>> BEGIN
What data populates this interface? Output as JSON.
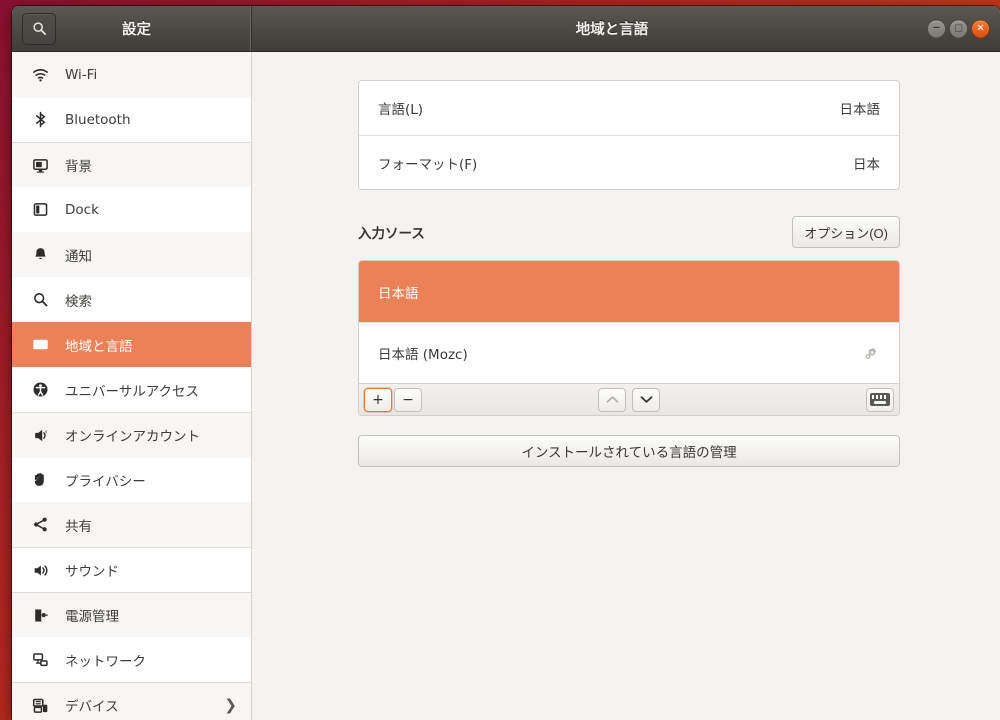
{
  "window": {
    "app_title": "設定",
    "page_title": "地域と言語",
    "search_icon": "search-icon",
    "controls": {
      "minimize": "−",
      "maximize": "□",
      "close": "×",
      "close_color": "#e05a1c"
    }
  },
  "theme": {
    "accent": "#ec8157",
    "sidebar_bg": "#ffffff",
    "sidebar_alt_bg": "#f7f6f5",
    "main_bg": "#f4f3f2",
    "titlebar_bg": "#4b4743"
  },
  "sidebar": {
    "items": [
      {
        "label": "Wi-Fi",
        "icon": "wifi-icon",
        "selected": false,
        "alt": true,
        "sep": false,
        "chevron": false
      },
      {
        "label": "Bluetooth",
        "icon": "bluetooth-icon",
        "selected": false,
        "alt": false,
        "sep": false,
        "chevron": false
      },
      {
        "label": "背景",
        "icon": "monitor-wallpaper-icon",
        "selected": false,
        "alt": true,
        "sep": true,
        "chevron": false
      },
      {
        "label": "Dock",
        "icon": "dock-icon",
        "selected": false,
        "alt": false,
        "sep": false,
        "chevron": false
      },
      {
        "label": "通知",
        "icon": "bell-icon",
        "selected": false,
        "alt": true,
        "sep": false,
        "chevron": false
      },
      {
        "label": "検索",
        "icon": "search-icon",
        "selected": false,
        "alt": false,
        "sep": false,
        "chevron": false
      },
      {
        "label": "地域と言語",
        "icon": "region-language-icon",
        "selected": true,
        "alt": false,
        "sep": false,
        "chevron": false
      },
      {
        "label": "ユニバーサルアクセス",
        "icon": "universal-access-icon",
        "selected": false,
        "alt": false,
        "sep": false,
        "chevron": false
      },
      {
        "label": "オンラインアカウント",
        "icon": "online-accounts-icon",
        "selected": false,
        "alt": true,
        "sep": true,
        "chevron": false
      },
      {
        "label": "プライバシー",
        "icon": "privacy-hand-icon",
        "selected": false,
        "alt": false,
        "sep": false,
        "chevron": false
      },
      {
        "label": "共有",
        "icon": "sharing-icon",
        "selected": false,
        "alt": true,
        "sep": false,
        "chevron": false
      },
      {
        "label": "サウンド",
        "icon": "sound-icon",
        "selected": false,
        "alt": false,
        "sep": true,
        "chevron": false
      },
      {
        "label": "電源管理",
        "icon": "power-icon",
        "selected": false,
        "alt": true,
        "sep": true,
        "chevron": false
      },
      {
        "label": "ネットワーク",
        "icon": "network-icon",
        "selected": false,
        "alt": false,
        "sep": false,
        "chevron": false
      },
      {
        "label": "デバイス",
        "icon": "devices-icon",
        "selected": false,
        "alt": true,
        "sep": true,
        "chevron": true
      }
    ]
  },
  "main": {
    "language_rows": [
      {
        "label": "言語(L)",
        "value": "日本語"
      },
      {
        "label": "フォーマット(F)",
        "value": "日本"
      }
    ],
    "input_sources": {
      "section_title": "入力ソース",
      "options_button": "オプション(O)",
      "rows": [
        {
          "label": "日本語",
          "selected": true,
          "gear": false
        },
        {
          "label": "日本語 (Mozc)",
          "selected": false,
          "gear": true
        }
      ],
      "toolbar": {
        "add": "+",
        "remove": "−",
        "move_up": "⌃",
        "move_down": "⌄",
        "keyboard_icon": "keyboard-icon",
        "add_focused": true,
        "move_up_enabled": false,
        "move_down_enabled": true
      }
    },
    "manage_button": "インストールされている言語の管理"
  }
}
>> END
**PROBLEM:**
Do not copy the pictures, but repeat every line exactly.

**TASK OUTPUT:**
What data populates this interface? Output as JSON.
{
  "window": {
    "app_title": "設定",
    "page_title": "地域と言語",
    "search_icon": "search-icon",
    "controls": {
      "minimize": "−",
      "maximize": "□",
      "close": "×",
      "close_color": "#e05a1c"
    }
  },
  "theme": {
    "accent": "#ec8157",
    "sidebar_bg": "#ffffff",
    "sidebar_alt_bg": "#f7f6f5",
    "main_bg": "#f4f3f2",
    "titlebar_bg": "#4b4743"
  },
  "sidebar": {
    "items": [
      {
        "label": "Wi-Fi",
        "icon": "wifi-icon",
        "selected": false,
        "alt": true,
        "sep": false,
        "chevron": false
      },
      {
        "label": "Bluetooth",
        "icon": "bluetooth-icon",
        "selected": false,
        "alt": false,
        "sep": false,
        "chevron": false
      },
      {
        "label": "背景",
        "icon": "monitor-wallpaper-icon",
        "selected": false,
        "alt": true,
        "sep": true,
        "chevron": false
      },
      {
        "label": "Dock",
        "icon": "dock-icon",
        "selected": false,
        "alt": false,
        "sep": false,
        "chevron": false
      },
      {
        "label": "通知",
        "icon": "bell-icon",
        "selected": false,
        "alt": true,
        "sep": false,
        "chevron": false
      },
      {
        "label": "検索",
        "icon": "search-icon",
        "selected": false,
        "alt": false,
        "sep": false,
        "chevron": false
      },
      {
        "label": "地域と言語",
        "icon": "region-language-icon",
        "selected": true,
        "alt": false,
        "sep": false,
        "chevron": false
      },
      {
        "label": "ユニバーサルアクセス",
        "icon": "universal-access-icon",
        "selected": false,
        "alt": false,
        "sep": false,
        "chevron": false
      },
      {
        "label": "オンラインアカウント",
        "icon": "online-accounts-icon",
        "selected": false,
        "alt": true,
        "sep": true,
        "chevron": false
      },
      {
        "label": "プライバシー",
        "icon": "privacy-hand-icon",
        "selected": false,
        "alt": false,
        "sep": false,
        "chevron": false
      },
      {
        "label": "共有",
        "icon": "sharing-icon",
        "selected": false,
        "alt": true,
        "sep": false,
        "chevron": false
      },
      {
        "label": "サウンド",
        "icon": "sound-icon",
        "selected": false,
        "alt": false,
        "sep": true,
        "chevron": false
      },
      {
        "label": "電源管理",
        "icon": "power-icon",
        "selected": false,
        "alt": true,
        "sep": true,
        "chevron": false
      },
      {
        "label": "ネットワーク",
        "icon": "network-icon",
        "selected": false,
        "alt": false,
        "sep": false,
        "chevron": false
      },
      {
        "label": "デバイス",
        "icon": "devices-icon",
        "selected": false,
        "alt": true,
        "sep": true,
        "chevron": true
      }
    ]
  },
  "main": {
    "language_rows": [
      {
        "label": "言語(L)",
        "value": "日本語"
      },
      {
        "label": "フォーマット(F)",
        "value": "日本"
      }
    ],
    "input_sources": {
      "section_title": "入力ソース",
      "options_button": "オプション(O)",
      "rows": [
        {
          "label": "日本語",
          "selected": true,
          "gear": false
        },
        {
          "label": "日本語 (Mozc)",
          "selected": false,
          "gear": true
        }
      ],
      "toolbar": {
        "add": "+",
        "remove": "−",
        "move_up": "⌃",
        "move_down": "⌄",
        "keyboard_icon": "keyboard-icon",
        "add_focused": true,
        "move_up_enabled": false,
        "move_down_enabled": true
      }
    },
    "manage_button": "インストールされている言語の管理"
  }
}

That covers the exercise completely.